═══ QUOTED PASSAGE

Very nice! I like the way you did this! I didn't have time to go
over it in much detail, but I approve of the general idea. Thanks!
Cheers,
Kyle Moffett
--
Unix was not designed to stop people from doing stupid things,
because that would also stop them from doing clever things.
-- Doug Gwyn
Eric W. Biederman wrote:
> @@ -317,7 +326,9 @@ static long do_fcntl(int fd, unsigned in
> * current syscall conventions, the only way
> * to fix this will be in libc.
> */
> - err = filp->f_owner.pid;
> + err = 0;
> + if (filp->f_owner.tref->task)
> + err = filp->f_owner.pid;
Probably not very important, but why don't you use
filp->f_owner.tref->task->pid? This way you could completely get rid of
the pid field in fown_struct.
> --- a/net/socket.c
> +++ b/net/socket.c
> @@ -855,7 +855,10 @@ static long sock_ioctl(struct file *file
> break;
> case FIOGETOWN:
> case SIOCGPGRP:
> - err = put_user(sock->file->f_owner.pid, (int __user *)argp);
> + pid = 0;
> + if (sock->file->f_owner.tref->task)
> + pid = sock->file->f_owner.pid;
> + err = put_user(pid, (int __user *)argp);
Same here.
-- Suleiman
Eric W. Biederman wrote:
Just a few typos in comments.

══════

OBJECTIVES
[1] Echo the records verbatim, beginning at their first line and ending with the line that contains "step-capture-data[interactable] <box>537 93", including that line.
[2] Pick up the mailing-list review of the f_owner patch right after its last line and write what comes next.
The records below have no connection to the patch review thread.

═══ SUPPLIED ENTRIES

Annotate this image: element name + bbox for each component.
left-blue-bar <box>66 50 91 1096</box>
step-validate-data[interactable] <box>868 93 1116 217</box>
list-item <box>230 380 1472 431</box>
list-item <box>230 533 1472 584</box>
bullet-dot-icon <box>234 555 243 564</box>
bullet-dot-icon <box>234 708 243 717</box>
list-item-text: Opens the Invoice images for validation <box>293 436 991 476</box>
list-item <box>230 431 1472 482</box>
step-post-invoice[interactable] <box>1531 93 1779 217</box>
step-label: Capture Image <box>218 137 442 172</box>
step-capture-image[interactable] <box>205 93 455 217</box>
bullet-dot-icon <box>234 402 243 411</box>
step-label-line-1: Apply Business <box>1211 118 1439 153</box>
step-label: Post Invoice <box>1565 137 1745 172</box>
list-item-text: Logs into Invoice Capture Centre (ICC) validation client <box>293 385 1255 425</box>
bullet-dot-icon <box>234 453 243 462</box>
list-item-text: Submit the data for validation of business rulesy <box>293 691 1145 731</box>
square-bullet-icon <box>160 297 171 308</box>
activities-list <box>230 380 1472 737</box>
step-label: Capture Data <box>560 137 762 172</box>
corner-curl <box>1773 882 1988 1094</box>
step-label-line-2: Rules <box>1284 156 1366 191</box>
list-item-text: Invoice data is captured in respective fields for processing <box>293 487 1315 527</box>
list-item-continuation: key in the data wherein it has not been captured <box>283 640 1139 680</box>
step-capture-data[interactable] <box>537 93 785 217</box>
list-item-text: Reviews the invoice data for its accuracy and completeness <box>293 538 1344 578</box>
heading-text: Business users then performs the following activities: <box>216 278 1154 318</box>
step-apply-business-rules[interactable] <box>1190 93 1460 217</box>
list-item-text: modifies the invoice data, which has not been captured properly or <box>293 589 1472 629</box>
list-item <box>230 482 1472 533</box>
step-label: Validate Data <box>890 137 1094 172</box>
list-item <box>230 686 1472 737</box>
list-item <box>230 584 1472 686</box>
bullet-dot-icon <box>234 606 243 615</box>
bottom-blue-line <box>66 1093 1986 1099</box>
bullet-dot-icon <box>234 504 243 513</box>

══════

THE ANSWERS
[1]
Annotate this image: element name + bbox for each component.
left-blue-bar <box>66 50 91 1096</box>
step-validate-data[interactable] <box>868 93 1116 217</box>
list-item <box>230 380 1472 431</box>
list-item <box>230 533 1472 584</box>
bullet-dot-icon <box>234 555 243 564</box>
bullet-dot-icon <box>234 708 243 717</box>
list-item-text: Opens the Invoice images for validation <box>293 436 991 476</box>
list-item <box>230 431 1472 482</box>
step-post-invoice[interactable] <box>1531 93 1779 217</box>
step-label: Capture Image <box>218 137 442 172</box>
step-capture-image[interactable] <box>205 93 455 217</box>
bullet-dot-icon <box>234 402 243 411</box>
step-label-line-1: Apply Business <box>1211 118 1439 153</box>
step-label: Post Invoice <box>1565 137 1745 172</box>
list-item-text: Logs into Invoice Capture Centre (ICC) validation client <box>293 385 1255 425</box>
bullet-dot-icon <box>234 453 243 462</box>
list-item-text: Submit the data for validation of business rulesy <box>293 691 1145 731</box>
square-bullet-icon <box>160 297 171 308</box>
activities-list <box>230 380 1472 737</box>
step-label: Capture Data <box>560 137 762 172</box>
corner-curl <box>1773 882 1988 1094</box>
step-label-line-2: Rules <box>1284 156 1366 191</box>
list-item-text: Invoice data is captured in respective fields for processing <box>293 487 1315 527</box>
list-item-continuation: key in the data wherein it has not been captured <box>283 640 1139 680</box>
step-capture-data[interactable] <box>537 93 785 217</box>

[2]
> @@ -17,6 +17,8 @@ struct pid
> struct hlist_node pid_chain;
> /* list of pids with the same nr, only one of them is in the hash */
> struct list_head pid_list;
> + /* Does a weak references of this type exsit to the task struct? */
> + struct task_ref *ref;
exsit -> exist
> +/* Note to read a usable value task value from struct task_ref
> + * the tasklist_lock must be held. The atomic property of single
> + * word reads will keep any vaule you read consistent but it doesn't
vaule -> value
> + * protect you from the race of the task exiting on another cpu and
> + * having it's task_struct freed or reused. Holding the tasklist_lock
> + * prevents the task from going away as you derference the task pointer.
derference -> dereference
-- Suleiman
Suleiman Souhlal <[email protected]> writes:
> Eric W. Biederman wrote:
>
>> @@ -317,7 +326,9 @@ static long do_fcntl(int fd, unsigned in
>> * current syscall conventions, the only way
>> * to fix this will be in libc.
>> */
>> - err = filp->f_owner.pid;
>> + err = 0;
>> + if (filp->f_owner.tref->task)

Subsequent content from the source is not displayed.